* Instructions for the task
From the entries below, pull out each line where "root" appears.

** Start **

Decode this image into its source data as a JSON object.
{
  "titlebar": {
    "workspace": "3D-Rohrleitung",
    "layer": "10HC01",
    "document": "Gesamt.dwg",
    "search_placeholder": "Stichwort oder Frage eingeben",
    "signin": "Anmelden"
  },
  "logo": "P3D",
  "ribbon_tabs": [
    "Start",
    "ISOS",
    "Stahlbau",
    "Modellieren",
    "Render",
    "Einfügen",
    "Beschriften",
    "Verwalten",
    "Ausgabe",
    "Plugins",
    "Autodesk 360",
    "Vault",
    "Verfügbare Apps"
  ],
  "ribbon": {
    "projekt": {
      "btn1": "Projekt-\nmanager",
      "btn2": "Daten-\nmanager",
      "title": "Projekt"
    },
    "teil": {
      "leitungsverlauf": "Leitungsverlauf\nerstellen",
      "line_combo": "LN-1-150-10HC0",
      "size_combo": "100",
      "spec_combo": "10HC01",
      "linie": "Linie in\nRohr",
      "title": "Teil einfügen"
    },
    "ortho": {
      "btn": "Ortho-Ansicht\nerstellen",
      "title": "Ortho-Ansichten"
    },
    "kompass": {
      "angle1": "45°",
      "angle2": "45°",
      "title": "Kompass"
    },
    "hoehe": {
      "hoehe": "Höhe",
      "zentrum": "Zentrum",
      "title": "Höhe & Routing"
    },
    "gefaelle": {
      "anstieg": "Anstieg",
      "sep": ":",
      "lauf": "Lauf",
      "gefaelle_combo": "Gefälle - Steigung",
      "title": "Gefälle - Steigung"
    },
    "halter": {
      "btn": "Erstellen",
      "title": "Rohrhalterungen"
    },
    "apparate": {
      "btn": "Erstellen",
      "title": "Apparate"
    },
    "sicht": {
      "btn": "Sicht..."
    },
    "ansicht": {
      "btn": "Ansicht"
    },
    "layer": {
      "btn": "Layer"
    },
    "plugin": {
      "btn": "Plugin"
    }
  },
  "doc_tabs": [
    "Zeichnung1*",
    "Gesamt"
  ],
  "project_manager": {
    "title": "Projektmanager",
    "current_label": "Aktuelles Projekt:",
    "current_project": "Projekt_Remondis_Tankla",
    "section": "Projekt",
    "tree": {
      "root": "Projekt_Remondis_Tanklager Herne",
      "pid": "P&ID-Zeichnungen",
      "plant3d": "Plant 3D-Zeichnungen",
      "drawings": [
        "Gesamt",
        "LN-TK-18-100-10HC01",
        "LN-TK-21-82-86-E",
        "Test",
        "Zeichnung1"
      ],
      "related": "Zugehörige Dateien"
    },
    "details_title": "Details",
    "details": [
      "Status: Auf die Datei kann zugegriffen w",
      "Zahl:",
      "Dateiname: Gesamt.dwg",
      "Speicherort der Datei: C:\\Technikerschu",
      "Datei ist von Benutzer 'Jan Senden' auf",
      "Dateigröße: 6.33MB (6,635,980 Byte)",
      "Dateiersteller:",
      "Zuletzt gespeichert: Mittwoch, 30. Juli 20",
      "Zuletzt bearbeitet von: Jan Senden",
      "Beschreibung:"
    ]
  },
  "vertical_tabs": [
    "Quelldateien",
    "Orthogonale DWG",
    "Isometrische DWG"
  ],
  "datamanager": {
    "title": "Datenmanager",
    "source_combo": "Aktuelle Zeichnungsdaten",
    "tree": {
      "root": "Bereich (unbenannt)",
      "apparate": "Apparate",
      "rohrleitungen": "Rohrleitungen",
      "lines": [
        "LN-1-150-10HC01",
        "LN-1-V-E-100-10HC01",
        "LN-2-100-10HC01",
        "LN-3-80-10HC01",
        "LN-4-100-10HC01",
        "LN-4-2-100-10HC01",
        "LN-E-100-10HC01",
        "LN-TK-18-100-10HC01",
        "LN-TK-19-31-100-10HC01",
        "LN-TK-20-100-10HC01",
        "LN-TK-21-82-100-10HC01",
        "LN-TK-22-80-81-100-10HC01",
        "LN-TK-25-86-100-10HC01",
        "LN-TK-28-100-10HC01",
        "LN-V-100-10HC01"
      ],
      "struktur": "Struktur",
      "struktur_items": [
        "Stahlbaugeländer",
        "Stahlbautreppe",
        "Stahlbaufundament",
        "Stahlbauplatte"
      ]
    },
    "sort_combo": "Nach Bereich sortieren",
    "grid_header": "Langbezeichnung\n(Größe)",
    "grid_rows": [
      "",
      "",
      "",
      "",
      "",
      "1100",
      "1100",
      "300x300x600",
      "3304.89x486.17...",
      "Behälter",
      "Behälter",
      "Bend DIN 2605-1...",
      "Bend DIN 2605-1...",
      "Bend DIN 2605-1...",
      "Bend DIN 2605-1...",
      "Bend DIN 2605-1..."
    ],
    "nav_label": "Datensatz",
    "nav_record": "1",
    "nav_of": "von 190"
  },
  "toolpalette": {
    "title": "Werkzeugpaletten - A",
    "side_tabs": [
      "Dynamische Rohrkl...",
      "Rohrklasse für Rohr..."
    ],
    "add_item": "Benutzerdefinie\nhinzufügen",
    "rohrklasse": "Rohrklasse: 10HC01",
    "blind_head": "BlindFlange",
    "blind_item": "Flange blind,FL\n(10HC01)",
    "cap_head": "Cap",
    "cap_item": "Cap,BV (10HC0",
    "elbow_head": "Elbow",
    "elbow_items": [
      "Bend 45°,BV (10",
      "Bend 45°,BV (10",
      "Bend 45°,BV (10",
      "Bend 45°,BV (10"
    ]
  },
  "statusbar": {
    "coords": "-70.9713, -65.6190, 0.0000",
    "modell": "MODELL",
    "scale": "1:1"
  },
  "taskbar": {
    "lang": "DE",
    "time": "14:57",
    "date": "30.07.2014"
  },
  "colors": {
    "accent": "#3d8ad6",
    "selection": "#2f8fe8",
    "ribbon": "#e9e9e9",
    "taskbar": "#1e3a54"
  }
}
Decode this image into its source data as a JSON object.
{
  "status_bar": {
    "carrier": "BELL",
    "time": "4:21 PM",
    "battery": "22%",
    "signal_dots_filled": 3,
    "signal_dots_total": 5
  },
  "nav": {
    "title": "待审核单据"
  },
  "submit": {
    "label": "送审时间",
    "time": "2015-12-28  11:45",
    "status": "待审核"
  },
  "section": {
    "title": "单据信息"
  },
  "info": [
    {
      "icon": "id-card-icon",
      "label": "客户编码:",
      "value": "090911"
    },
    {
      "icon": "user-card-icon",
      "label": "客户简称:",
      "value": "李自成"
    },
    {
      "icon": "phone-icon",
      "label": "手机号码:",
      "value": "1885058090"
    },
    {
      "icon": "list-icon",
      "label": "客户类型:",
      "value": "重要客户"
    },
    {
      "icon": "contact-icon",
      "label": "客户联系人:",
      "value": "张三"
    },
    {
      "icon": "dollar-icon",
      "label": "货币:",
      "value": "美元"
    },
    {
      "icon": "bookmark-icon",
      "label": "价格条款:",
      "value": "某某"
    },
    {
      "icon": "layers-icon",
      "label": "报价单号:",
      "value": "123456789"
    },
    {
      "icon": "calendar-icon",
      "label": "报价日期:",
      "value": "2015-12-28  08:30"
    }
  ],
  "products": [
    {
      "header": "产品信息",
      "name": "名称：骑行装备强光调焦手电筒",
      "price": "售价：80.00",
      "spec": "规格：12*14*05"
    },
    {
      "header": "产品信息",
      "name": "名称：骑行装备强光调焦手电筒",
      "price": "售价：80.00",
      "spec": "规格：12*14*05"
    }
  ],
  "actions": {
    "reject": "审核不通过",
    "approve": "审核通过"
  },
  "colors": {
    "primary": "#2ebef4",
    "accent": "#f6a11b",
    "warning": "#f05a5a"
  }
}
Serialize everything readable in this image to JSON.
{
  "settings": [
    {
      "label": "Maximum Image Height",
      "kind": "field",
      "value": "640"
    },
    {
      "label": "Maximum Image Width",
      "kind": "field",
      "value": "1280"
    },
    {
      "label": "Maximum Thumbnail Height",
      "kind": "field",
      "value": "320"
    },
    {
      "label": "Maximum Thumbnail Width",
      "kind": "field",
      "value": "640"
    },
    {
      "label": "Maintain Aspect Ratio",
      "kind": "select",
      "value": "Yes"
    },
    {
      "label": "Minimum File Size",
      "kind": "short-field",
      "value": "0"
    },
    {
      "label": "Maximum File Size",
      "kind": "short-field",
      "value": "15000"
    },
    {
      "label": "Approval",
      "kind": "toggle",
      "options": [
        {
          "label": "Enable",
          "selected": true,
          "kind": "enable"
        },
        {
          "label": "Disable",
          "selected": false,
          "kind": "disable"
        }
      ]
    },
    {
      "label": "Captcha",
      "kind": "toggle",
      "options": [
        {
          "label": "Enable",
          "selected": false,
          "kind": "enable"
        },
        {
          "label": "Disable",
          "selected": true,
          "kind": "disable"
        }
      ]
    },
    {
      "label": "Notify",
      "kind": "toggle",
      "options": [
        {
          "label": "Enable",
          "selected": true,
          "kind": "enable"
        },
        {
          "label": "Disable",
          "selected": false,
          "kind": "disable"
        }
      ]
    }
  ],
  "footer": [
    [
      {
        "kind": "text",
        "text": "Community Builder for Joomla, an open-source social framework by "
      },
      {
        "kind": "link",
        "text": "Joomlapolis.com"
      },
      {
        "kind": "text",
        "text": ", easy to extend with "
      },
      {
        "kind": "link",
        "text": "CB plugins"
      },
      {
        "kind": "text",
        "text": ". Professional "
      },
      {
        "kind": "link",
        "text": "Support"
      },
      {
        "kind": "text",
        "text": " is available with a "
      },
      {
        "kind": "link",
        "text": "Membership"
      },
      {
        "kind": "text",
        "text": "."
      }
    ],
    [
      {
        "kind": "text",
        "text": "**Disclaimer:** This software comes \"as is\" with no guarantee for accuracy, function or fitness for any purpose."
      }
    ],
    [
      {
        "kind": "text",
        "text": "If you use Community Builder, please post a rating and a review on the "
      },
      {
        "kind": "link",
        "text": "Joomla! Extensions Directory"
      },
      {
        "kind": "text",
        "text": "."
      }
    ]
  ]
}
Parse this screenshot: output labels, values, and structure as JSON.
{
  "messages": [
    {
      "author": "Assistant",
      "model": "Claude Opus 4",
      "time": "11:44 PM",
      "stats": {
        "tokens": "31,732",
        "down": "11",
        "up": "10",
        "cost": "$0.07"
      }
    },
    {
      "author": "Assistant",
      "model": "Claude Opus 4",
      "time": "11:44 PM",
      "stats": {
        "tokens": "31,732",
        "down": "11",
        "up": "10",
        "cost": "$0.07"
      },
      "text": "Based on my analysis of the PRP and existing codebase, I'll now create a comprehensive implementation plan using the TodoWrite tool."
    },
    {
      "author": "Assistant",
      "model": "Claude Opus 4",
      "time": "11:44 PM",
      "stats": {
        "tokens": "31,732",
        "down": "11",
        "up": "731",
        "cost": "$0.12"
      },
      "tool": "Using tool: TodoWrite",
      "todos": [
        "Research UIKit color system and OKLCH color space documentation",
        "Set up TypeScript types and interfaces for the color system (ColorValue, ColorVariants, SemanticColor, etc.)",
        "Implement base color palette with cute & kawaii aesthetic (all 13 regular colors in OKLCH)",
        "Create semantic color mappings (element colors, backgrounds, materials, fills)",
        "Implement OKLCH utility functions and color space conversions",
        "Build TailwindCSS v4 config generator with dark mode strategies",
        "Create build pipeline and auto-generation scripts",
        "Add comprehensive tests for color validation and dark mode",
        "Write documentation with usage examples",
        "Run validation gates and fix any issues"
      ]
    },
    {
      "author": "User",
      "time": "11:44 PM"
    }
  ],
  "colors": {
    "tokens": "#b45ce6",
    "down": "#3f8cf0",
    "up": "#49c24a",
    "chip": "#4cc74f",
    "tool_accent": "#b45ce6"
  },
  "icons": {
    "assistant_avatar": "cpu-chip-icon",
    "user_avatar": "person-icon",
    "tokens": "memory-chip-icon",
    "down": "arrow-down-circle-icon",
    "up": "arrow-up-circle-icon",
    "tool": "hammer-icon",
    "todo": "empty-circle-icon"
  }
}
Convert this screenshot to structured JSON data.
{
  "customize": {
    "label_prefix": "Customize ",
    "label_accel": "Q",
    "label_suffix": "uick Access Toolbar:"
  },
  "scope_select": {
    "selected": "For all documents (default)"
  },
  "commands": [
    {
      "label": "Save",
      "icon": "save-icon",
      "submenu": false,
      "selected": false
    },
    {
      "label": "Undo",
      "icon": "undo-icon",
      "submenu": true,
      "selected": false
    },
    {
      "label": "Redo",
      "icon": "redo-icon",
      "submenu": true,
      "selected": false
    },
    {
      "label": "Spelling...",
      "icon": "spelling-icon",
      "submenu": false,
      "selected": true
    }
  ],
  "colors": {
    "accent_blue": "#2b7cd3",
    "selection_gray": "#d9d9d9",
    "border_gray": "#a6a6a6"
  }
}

** End **

* Completed task
      "root": "Projekt_Remondis_Tanklager Herne",
      "root": "Bereich (unbenannt)",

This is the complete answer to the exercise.